PROVIDED DATA:
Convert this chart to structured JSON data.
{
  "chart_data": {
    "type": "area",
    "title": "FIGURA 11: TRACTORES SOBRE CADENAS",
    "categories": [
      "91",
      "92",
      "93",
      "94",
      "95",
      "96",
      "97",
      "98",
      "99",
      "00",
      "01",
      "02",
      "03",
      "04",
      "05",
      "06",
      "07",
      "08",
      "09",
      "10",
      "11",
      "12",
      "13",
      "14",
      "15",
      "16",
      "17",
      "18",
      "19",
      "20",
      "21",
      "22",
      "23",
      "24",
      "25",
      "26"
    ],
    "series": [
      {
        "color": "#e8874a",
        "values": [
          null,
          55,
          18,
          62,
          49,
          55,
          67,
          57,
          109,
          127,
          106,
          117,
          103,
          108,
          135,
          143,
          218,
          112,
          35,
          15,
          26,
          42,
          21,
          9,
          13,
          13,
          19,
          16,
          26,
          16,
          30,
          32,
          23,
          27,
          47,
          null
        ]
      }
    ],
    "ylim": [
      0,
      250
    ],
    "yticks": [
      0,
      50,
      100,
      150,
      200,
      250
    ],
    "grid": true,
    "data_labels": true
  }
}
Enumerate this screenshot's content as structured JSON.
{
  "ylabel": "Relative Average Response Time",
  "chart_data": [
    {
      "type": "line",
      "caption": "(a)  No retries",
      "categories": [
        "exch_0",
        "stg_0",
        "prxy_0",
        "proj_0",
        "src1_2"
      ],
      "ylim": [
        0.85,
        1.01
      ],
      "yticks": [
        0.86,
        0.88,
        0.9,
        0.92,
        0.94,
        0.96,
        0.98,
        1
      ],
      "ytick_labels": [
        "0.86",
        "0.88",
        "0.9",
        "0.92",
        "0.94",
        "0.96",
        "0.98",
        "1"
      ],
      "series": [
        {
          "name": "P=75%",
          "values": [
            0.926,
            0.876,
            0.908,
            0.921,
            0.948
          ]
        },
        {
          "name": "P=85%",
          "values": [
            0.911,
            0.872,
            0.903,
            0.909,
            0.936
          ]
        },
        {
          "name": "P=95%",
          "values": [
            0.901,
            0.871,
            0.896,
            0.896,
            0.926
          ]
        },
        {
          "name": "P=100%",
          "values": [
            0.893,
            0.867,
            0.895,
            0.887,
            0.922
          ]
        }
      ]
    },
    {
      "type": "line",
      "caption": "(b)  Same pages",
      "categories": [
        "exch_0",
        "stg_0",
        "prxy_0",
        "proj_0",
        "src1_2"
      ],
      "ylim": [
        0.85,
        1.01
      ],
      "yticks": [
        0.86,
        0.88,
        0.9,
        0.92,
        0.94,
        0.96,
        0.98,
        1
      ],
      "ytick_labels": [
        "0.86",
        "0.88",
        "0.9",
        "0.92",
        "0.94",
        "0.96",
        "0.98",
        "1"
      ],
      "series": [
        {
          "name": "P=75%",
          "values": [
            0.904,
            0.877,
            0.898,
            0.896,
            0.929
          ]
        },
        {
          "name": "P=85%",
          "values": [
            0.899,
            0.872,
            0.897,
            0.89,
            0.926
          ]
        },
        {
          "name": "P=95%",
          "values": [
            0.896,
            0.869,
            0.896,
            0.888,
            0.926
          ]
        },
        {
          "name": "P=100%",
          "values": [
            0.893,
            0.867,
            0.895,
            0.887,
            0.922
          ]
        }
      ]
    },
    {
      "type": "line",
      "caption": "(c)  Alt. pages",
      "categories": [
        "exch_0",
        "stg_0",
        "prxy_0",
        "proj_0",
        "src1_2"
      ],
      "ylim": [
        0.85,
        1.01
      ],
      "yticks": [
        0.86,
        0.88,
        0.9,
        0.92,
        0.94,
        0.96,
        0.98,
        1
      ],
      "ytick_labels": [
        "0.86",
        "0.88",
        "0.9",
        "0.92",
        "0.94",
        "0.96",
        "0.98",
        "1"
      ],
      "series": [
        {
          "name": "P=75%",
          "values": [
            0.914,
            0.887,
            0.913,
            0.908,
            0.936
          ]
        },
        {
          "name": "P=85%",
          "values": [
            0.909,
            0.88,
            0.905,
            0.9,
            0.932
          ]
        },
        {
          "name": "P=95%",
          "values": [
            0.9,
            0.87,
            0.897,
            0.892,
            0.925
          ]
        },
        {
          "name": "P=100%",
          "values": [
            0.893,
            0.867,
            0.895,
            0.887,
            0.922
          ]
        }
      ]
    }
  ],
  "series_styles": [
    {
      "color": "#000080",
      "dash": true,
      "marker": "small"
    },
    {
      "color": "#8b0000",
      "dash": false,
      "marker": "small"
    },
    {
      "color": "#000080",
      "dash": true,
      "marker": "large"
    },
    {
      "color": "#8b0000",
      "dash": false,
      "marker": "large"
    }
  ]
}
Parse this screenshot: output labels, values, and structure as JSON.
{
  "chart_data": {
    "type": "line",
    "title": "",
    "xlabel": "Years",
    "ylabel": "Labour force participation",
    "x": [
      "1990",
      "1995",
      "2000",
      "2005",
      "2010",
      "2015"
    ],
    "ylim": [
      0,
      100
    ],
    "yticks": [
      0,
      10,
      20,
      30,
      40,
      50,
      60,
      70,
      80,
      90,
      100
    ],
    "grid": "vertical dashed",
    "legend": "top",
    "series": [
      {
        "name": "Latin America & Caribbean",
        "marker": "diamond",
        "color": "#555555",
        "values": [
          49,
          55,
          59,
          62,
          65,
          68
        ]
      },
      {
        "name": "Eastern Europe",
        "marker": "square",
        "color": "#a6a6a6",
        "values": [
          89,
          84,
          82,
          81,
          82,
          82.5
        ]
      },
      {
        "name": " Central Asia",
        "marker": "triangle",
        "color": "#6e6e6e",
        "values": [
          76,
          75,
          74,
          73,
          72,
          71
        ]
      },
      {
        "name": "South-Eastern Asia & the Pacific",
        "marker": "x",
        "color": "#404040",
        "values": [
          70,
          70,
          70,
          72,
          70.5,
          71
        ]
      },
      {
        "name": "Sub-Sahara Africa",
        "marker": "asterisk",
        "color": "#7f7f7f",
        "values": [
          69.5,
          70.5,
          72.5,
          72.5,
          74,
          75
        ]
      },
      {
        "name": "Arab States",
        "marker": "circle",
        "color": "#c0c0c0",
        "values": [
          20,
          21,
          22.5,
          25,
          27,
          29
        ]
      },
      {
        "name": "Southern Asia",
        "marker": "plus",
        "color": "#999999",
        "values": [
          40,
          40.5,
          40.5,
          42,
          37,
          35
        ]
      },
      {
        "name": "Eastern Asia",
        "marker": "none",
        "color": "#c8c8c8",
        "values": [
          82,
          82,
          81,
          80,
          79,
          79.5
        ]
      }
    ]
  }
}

TASK REQUIREMENTS: Output the data above exactly, please, line for line.

CORRECT OUTPUT:
Convert this chart to structured JSON data.
{
  "chart_data": {
    "type": "area",
    "title": "FIGURA 11: TRACTORES SOBRE CADENAS",
    "categories": [
      "91",
      "92",
      "93",
      "94",
      "95",
      "96",
      "97",
      "98",
      "99",
      "00",
      "01",
      "02",
      "03",
      "04",
      "05",
      "06",
      "07",
      "08",
      "09",
      "10",
      "11",
      "12",
      "13",
      "14",
      "15",
      "16",
      "17",
      "18",
      "19",
      "20",
      "21",
      "22",
      "23",
      "24",
      "25",
      "26"
    ],
    "series": [
      {
        "color": "#e8874a",
        "values": [
          null,
          55,
          18,
          62,
          49,
          55,
          67,
          57,
          109,
          127,
          106,
          117,
          103,
          108,
          135,
          143,
          218,
          112,
          35,
          15,
          26,
          42,
          21,
          9,
          13,
          13,
          19,
          16,
          26,
          16,
          30,
          32,
          23,
          27,
          47,
          null
        ]
      }
    ],
    "ylim": [
      0,
      250
    ],
    "yticks": [
      0,
      50,
      100,
      150,
      200,
      250
    ],
    "grid": true,
    "data_labels": true
  }
}
Enumerate this screenshot's content as structured JSON.
{
  "ylabel": "Relative Average Response Time",
  "chart_data": [
    {
      "type": "line",
      "caption": "(a)  No retries",
      "categories": [
        "exch_0",
        "stg_0",
        "prxy_0",
        "proj_0",
        "src1_2"
      ],
      "ylim": [
        0.85,
        1.01
      ],
      "yticks": [
        0.86,
        0.88,
        0.9,
        0.92,
        0.94,
        0.96,
        0.98,
        1
      ],
      "ytick_labels": [
        "0.86",
        "0.88",
        "0.9",
        "0.92",
        "0.94",
        "0.96",
        "0.98",
        "1"
      ],
      "series": [
        {
          "name": "P=75%",
          "values": [
            0.926,
            0.876,
            0.908,
            0.921,
            0.948
          ]
        },
        {
          "name": "P=85%",
          "values": [
            0.911,
            0.872,
            0.903,
            0.909,
            0.936
          ]
        },
        {
          "name": "P=95%",
          "values": [
            0.901,
            0.871,
            0.896,
            0.896,
            0.926
          ]
        },
        {
          "name": "P=100%",
          "values": [
            0.893,
            0.867,
            0.895,
            0.887,
            0.922
          ]
        }
      ]
    },
    {
      "type": "line",
      "caption": "(b)  Same pages",
      "categories": [
        "exch_0",
        "stg_0",
        "prxy_0",
        "proj_0",
        "src1_2"
      ],
      "ylim": [
        0.85,
        1.01
      ],
      "yticks": [
        0.86,
        0.88,
        0.9,
        0.92,
        0.94,
        0.96,
        0.98,
        1
      ],
      "ytick_labels": [
        "0.86",
        "0.88",
        "0.9",
        "0.92",
        "0.94",
        "0.96",
        "0.98",
        "1"
      ],
      "series": [
        {
          "name": "P=75%",
          "values": [
            0.904,
            0.877,
            0.898,
            0.896,
            0.929
          ]
        },
        {
          "name": "P=85%",
          "values": [
            0.899,
            0.872,
            0.897,
            0.89,
            0.926
          ]
        },
        {
          "name": "P=95%",
          "values": [
            0.896,
            0.869,
            0.896,
            0.888,
            0.926
          ]
        },
        {
          "name": "P=100%",
          "values": [
            0.893,
            0.867,
            0.895,
            0.887,
            0.922
          ]
        }
      ]
    },
    {
      "type": "line",
      "caption": "(c)  Alt. pages",
      "categories": [
        "exch_0",
        "stg_0",
        "prxy_0",
        "proj_0",
        "src1_2"
      ],
      "ylim": [
        0.85,
        1.01
      ],
      "yticks": [
        0.86,
        0.88,
        0.9,
        0.92,
        0.94,
        0.96,
        0.98,
        1
      ],
      "ytick_labels": [
        "0.86",
        "0.88",
        "0.9",
        "0.92",
        "0.94",
        "0.96",
        "0.98",
        "1"
      ],
      "series": [
        {
          "name": "P=75%",
          "values": [
            0.914,
            0.887,
            0.913,
            0.908,
            0.936
          ]
        },
        {
          "name": "P=85%",
          "values": [
            0.909,
            0.88,
            0.905,
            0.9,
            0.932
          ]
        },
        {
          "name": "P=95%",
          "values": [
            0.9,
            0.87,
            0.897,
            0.892,
            0.925
          ]
        },
        {
          "name": "P=100%",
          "values": [
            0.893,
            0.867,
            0.895,
            0.887,
            0.922
          ]
        }
      ]
    }
  ],
  "series_styles": [
    {
      "color": "#000080",
      "dash": true,
      "marker": "small"
    },
    {
      "color": "#8b0000",
      "dash": false,
      "marker": "small"
    },
    {
      "color": "#000080",
      "dash": true,
      "marker": "large"
    },
    {
      "color": "#8b0000",
      "dash": false,
      "marker": "large"
    }
  ]
}
Parse this screenshot: output labels, values, and structure as JSON.
{
  "chart_data": {
    "type": "line",
    "title": "",
    "xlabel": "Years",
    "ylabel": "Labour force participation",
    "x": [
      "1990",
      "1995",
      "2000",
      "2005",
      "2010",
      "2015"
    ],
    "ylim": [
      0,
      100
    ],
    "yticks": [
      0,
      10,
      20,
      30,
      40,
      50,
      60,
      70,
      80,
      90,
      100
    ],
    "grid": "vertical dashed",
    "legend": "top",
    "series": [
      {
        "name": "Latin America & Caribbean",
        "marker": "diamond",
        "color": "#555555",
        "values": [
          49,
          55,
          59,
          62,
          65,
          68
        ]
      },
      {
        "name": "Eastern Europe",
        "marker": "square",
        "color": "#a6a6a6",
        "values": [
          89,
          84,
          82,
          81,
          82,
          82.5
        ]
      },
      {
        "name": " Central Asia",
        "marker": "triangle",
        "color": "#6e6e6e",
        "values": [
          76,
          75,
          74,
          73,
          72,
          71
        ]
      },
      {
        "name": "South-Eastern Asia & the Pacific",
        "marker": "x",
        "color": "#404040",
        "values": [
          70,
          70,
          70,
          72,
          70.5,
          71
        ]
      },
      {
        "name": "Sub-Sahara Africa",
        "marker": "asterisk",
        "color": "#7f7f7f",
        "values": [
          69.5,
          70.5,
          72.5,
          72.5,
          74,
          75
        ]
      },
      {
        "name": "Arab States",
        "marker": "circle",
        "color": "#c0c0c0",
        "values": [
          20,
          21,
          22.5,
          25,
          27,
          29
        ]
      },
      {
        "name": "Southern Asia",
        "marker": "plus",
        "color": "#999999",
        "values": [
          40,
          40.5,
          40.5,
          42,
          37,
          35
        ]
      },
      {
        "name": "Eastern Asia",
        "marker": "none",
        "color": "#c8c8c8",
        "values": [
          82,
          82,
          81,
          80,
          79,
          79.5
        ]
      }
    ]
  }
}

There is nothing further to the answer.